• [To do]:
Check every line of the entries for "общеобразовательных", and copy the lines that hold it.

• [Dataset records]:

>> Begin

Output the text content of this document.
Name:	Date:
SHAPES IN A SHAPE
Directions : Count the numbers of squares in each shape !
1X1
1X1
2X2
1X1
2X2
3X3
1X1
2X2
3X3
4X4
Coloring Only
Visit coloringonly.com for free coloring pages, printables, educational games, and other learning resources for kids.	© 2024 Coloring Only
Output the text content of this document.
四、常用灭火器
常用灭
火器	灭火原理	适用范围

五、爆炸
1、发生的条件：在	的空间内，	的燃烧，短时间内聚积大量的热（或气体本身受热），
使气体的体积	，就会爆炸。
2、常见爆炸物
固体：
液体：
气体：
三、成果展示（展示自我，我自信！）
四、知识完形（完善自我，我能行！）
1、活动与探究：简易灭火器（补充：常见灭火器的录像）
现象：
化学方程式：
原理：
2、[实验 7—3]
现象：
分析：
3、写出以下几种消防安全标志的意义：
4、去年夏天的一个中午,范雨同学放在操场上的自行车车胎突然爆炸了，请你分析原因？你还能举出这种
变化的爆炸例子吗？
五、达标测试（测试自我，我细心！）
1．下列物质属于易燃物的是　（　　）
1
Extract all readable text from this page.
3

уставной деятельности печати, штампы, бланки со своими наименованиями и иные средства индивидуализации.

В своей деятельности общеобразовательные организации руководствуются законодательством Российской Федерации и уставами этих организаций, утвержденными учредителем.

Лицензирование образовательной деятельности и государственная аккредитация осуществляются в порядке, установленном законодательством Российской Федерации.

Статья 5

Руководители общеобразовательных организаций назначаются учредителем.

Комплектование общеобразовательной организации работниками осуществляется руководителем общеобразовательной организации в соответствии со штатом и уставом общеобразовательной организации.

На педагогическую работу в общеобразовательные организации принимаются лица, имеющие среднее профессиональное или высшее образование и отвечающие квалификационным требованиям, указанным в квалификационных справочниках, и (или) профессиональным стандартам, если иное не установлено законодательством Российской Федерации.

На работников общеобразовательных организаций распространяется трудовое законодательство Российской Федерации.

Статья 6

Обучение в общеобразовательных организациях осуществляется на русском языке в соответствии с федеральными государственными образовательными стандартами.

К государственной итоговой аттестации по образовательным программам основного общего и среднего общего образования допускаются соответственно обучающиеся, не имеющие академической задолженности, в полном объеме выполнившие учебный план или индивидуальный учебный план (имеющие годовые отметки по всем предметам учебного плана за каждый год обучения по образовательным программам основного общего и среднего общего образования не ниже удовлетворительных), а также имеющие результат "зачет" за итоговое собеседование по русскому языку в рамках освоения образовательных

>> End

• [Solution]:
Руководители общеобразовательных организаций назначаются учредителем.
На работников общеобразовательных организаций распространяется трудовое законодательство Российской Федерации.
Обучение в общеобразовательных организациях осуществляется на русском языке в соответствии с федеральными государственными образовательными стандартами.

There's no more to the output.